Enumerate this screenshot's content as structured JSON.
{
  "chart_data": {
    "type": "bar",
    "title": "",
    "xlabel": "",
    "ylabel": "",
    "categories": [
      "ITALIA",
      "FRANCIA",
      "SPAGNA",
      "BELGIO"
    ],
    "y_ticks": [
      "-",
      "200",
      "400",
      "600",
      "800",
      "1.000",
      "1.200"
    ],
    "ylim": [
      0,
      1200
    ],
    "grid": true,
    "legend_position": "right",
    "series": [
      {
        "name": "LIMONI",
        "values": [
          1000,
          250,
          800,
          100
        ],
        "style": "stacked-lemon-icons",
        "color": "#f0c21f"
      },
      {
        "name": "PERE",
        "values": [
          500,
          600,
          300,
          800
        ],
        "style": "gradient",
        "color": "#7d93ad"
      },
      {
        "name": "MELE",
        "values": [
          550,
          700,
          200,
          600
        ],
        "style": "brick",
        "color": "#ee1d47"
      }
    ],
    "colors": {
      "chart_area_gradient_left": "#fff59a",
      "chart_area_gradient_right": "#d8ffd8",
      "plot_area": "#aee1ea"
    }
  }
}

§

• WHAT IS NEEDED
Return all of the entries exactly as they were supplied.

• EXPECTED ANSWER
Enumerate this screenshot's content as structured JSON.
{
  "chart_data": {
    "type": "bar",
    "title": "",
    "xlabel": "",
    "ylabel": "",
    "categories": [
      "ITALIA",
      "FRANCIA",
      "SPAGNA",
      "BELGIO"
    ],
    "y_ticks": [
      "-",
      "200",
      "400",
      "600",
      "800",
      "1.000",
      "1.200"
    ],
    "ylim": [
      0,
      1200
    ],
    "grid": true,
    "legend_position": "right",
    "series": [
      {
        "name": "LIMONI",
        "values": [
          1000,
          250,
          800,
          100
        ],
        "style": "stacked-lemon-icons",
        "color": "#f0c21f"
      },
      {
        "name": "PERE",
        "values": [
          500,
          600,
          300,
          800
        ],
        "style": "gradient",
        "color": "#7d93ad"
      },
      {
        "name": "MELE",
        "values": [
          550,
          700,
          200,
          600
        ],
        "style": "brick",
        "color": "#ee1d47"
      }
    ],
    "colors": {
      "chart_area_gradient_left": "#fff59a",
      "chart_area_gradient_right": "#d8ffd8",
      "plot_area": "#aee1ea"
    }
  }
}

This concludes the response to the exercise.